▸ **To do**
Gather every line of the entries that includes the word "samples".

Records excerpted from a collection:
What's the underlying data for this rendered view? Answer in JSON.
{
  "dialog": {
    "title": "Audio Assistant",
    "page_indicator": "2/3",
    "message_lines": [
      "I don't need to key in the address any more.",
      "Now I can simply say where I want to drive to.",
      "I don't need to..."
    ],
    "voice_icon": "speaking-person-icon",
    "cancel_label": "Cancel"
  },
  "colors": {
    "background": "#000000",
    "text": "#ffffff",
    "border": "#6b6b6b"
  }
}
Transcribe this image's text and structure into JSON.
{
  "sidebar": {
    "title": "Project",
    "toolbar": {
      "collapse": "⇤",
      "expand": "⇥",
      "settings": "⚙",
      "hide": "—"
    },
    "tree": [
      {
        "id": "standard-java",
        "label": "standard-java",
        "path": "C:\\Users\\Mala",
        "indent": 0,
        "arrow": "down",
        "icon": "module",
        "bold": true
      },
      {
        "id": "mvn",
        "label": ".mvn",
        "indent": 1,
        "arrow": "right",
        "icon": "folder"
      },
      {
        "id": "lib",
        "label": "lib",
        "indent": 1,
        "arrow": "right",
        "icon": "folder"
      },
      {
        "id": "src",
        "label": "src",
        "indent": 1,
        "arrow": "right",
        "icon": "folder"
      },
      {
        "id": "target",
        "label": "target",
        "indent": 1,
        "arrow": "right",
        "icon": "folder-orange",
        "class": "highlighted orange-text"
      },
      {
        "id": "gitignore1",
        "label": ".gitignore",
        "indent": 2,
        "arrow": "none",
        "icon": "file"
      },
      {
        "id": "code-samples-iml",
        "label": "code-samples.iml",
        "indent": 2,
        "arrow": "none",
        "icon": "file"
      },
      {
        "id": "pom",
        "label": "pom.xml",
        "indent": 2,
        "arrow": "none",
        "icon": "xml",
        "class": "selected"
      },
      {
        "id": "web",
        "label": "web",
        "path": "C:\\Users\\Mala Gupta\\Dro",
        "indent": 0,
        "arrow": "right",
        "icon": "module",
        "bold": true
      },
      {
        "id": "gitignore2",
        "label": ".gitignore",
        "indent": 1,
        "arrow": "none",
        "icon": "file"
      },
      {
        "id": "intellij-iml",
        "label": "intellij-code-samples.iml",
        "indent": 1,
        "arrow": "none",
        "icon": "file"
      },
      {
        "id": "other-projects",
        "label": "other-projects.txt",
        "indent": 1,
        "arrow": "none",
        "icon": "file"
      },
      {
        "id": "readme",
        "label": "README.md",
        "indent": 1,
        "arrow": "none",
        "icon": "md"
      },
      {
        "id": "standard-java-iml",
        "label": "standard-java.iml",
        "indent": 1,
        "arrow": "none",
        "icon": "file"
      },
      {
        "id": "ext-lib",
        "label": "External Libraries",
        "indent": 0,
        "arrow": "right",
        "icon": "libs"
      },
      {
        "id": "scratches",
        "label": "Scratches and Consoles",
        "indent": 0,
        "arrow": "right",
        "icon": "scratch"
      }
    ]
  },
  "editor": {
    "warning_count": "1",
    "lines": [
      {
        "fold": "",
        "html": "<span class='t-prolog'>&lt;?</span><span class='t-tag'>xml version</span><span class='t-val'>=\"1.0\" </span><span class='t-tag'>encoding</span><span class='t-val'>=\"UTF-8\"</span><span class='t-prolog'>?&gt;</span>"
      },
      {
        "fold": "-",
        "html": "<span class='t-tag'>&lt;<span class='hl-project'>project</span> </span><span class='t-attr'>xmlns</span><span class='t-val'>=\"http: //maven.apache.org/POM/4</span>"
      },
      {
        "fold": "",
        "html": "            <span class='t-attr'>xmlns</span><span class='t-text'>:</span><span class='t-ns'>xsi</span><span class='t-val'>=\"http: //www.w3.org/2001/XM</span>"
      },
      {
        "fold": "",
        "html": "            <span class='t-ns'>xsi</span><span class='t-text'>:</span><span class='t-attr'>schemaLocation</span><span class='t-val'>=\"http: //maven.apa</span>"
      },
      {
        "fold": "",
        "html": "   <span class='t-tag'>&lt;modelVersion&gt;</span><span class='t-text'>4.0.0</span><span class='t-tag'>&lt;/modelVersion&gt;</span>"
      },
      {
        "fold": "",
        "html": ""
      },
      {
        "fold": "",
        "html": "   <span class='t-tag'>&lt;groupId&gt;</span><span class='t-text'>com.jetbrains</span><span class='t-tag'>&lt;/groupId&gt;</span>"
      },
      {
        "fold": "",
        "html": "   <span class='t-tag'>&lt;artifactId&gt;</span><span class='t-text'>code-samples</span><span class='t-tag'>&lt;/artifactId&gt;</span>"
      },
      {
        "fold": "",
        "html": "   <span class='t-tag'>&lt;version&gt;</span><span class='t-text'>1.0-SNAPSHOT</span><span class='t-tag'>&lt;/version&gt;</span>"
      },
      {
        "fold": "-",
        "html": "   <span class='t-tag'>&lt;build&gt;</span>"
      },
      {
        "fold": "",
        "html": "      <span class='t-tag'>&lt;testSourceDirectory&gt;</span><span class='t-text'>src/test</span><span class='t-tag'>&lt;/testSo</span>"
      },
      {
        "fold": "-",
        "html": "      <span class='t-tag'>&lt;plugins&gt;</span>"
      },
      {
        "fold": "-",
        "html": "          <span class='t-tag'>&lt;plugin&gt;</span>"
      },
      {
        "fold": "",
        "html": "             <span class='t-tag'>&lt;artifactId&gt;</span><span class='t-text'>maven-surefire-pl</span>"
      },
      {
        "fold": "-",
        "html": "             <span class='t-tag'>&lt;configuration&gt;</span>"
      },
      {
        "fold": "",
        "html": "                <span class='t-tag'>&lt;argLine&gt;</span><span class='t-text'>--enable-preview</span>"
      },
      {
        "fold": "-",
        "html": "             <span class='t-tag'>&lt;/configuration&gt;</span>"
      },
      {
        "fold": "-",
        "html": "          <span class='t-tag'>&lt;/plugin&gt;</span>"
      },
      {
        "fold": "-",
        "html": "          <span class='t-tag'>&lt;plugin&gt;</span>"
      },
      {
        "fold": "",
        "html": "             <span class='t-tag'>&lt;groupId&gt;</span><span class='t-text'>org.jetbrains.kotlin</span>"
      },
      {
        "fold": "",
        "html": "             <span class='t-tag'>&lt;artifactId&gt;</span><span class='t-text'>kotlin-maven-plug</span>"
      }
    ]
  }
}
* * *
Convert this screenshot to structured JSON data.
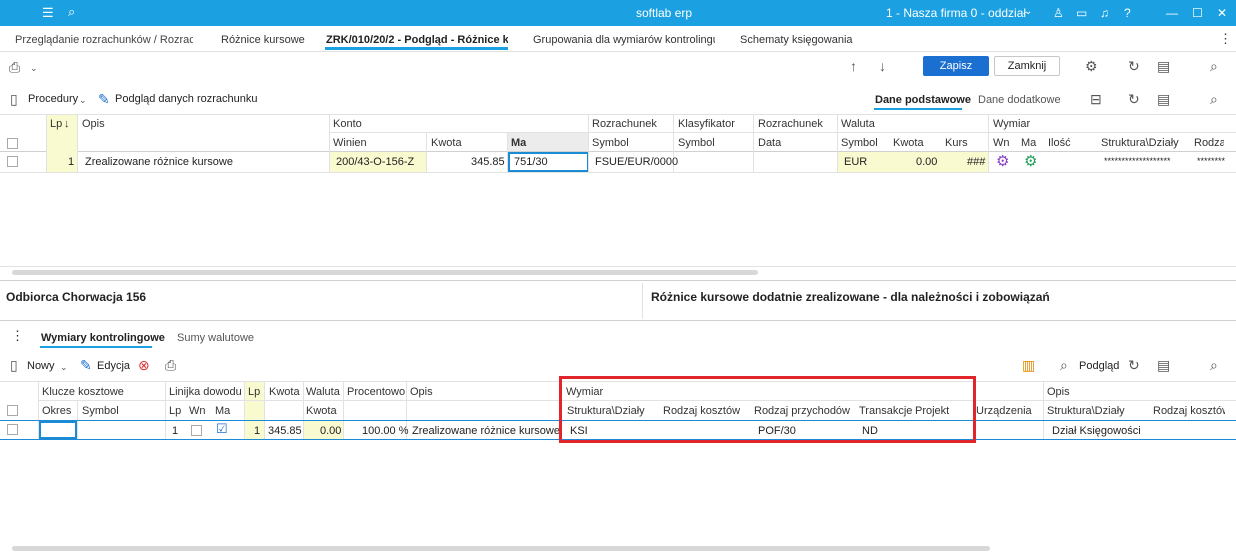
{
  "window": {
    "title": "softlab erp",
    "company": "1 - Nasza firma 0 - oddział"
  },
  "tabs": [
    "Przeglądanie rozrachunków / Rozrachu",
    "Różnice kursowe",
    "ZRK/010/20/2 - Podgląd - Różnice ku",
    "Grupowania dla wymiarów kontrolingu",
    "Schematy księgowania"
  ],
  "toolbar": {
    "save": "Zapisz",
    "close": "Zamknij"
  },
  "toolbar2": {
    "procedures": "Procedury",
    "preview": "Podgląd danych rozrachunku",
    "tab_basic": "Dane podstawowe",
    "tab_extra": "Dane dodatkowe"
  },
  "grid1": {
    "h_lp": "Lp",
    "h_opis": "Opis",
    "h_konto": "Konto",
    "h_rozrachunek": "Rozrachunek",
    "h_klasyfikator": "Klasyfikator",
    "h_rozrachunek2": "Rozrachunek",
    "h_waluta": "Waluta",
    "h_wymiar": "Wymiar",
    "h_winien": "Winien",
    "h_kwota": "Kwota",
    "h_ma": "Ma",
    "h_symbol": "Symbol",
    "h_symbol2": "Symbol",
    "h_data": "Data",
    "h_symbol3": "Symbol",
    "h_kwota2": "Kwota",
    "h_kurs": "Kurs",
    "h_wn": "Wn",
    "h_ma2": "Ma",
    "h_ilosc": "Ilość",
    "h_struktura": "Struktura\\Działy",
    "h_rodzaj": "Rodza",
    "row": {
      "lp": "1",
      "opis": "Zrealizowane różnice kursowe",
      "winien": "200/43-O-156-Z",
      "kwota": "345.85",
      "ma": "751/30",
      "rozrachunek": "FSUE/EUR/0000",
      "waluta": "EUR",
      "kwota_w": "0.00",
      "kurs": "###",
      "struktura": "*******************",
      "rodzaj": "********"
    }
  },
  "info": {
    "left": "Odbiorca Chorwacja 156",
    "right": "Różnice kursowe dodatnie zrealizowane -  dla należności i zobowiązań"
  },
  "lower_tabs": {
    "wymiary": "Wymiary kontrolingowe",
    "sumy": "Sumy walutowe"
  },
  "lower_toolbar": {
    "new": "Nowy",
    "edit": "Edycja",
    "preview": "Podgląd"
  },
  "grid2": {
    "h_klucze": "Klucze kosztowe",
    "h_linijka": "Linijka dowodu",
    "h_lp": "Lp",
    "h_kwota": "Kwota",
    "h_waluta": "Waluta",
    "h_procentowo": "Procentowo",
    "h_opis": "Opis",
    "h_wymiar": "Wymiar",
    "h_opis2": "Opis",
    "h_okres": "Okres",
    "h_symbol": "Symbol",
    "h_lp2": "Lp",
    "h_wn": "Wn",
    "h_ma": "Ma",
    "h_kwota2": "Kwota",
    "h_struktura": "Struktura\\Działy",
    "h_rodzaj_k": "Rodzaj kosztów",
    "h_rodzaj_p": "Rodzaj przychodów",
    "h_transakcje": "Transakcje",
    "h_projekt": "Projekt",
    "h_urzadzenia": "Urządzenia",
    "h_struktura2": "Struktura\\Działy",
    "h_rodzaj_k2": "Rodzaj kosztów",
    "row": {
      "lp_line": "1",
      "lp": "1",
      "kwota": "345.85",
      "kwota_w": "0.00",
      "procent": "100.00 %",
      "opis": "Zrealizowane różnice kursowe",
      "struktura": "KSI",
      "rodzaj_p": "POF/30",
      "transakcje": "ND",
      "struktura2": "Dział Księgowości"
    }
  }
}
==
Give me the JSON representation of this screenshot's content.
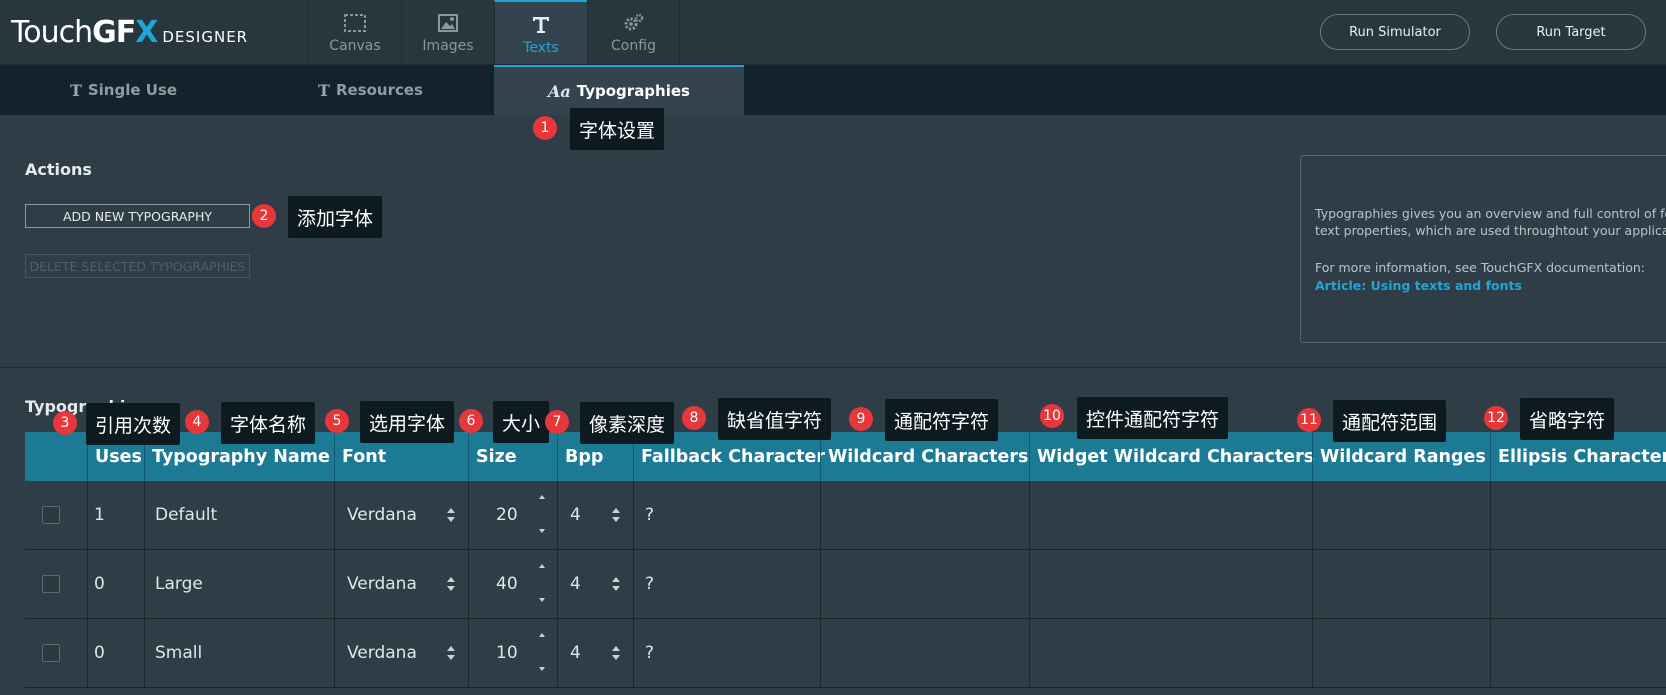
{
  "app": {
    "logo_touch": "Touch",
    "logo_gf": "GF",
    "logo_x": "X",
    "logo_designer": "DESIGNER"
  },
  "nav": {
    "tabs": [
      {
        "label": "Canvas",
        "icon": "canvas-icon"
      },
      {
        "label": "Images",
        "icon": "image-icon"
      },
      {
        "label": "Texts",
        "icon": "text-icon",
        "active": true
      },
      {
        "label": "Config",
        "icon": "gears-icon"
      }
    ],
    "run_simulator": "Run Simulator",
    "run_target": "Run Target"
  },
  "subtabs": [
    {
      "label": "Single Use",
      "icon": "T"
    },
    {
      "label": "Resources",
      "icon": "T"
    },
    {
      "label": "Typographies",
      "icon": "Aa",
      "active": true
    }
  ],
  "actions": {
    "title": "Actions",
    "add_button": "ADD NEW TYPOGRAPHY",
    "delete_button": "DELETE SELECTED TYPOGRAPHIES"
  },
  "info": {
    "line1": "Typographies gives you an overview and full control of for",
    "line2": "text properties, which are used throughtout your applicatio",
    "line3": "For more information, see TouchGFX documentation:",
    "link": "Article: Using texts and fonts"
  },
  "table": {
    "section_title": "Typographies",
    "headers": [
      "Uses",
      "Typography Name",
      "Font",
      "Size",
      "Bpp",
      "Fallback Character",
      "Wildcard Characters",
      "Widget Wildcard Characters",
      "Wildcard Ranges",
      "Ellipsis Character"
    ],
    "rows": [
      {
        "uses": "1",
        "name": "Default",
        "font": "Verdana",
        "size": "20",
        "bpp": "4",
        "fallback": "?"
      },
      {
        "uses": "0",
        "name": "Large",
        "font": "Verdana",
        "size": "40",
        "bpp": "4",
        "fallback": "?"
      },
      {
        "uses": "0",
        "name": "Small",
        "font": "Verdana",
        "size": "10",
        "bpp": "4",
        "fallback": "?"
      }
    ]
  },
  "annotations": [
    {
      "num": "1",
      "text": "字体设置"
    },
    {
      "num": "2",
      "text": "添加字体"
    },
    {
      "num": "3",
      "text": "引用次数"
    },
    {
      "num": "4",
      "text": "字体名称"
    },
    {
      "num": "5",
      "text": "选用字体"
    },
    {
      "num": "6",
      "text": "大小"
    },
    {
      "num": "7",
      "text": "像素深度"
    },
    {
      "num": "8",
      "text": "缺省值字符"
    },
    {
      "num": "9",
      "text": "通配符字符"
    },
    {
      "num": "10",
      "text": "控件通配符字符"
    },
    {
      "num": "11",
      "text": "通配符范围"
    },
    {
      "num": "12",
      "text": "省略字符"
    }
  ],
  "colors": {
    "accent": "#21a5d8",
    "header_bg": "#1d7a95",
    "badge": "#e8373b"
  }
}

▸ **Answer**
        "id": "code-samples-iml",
        "label": "code-samples.iml",
        "label": "intellij-code-samples.iml",
        "html": "   <span class='t-tag'>&lt;artifactId&gt;</span><span class='t-text'>code-samples</span><span class='t-tag'>&lt;/artifactId&gt;</span>"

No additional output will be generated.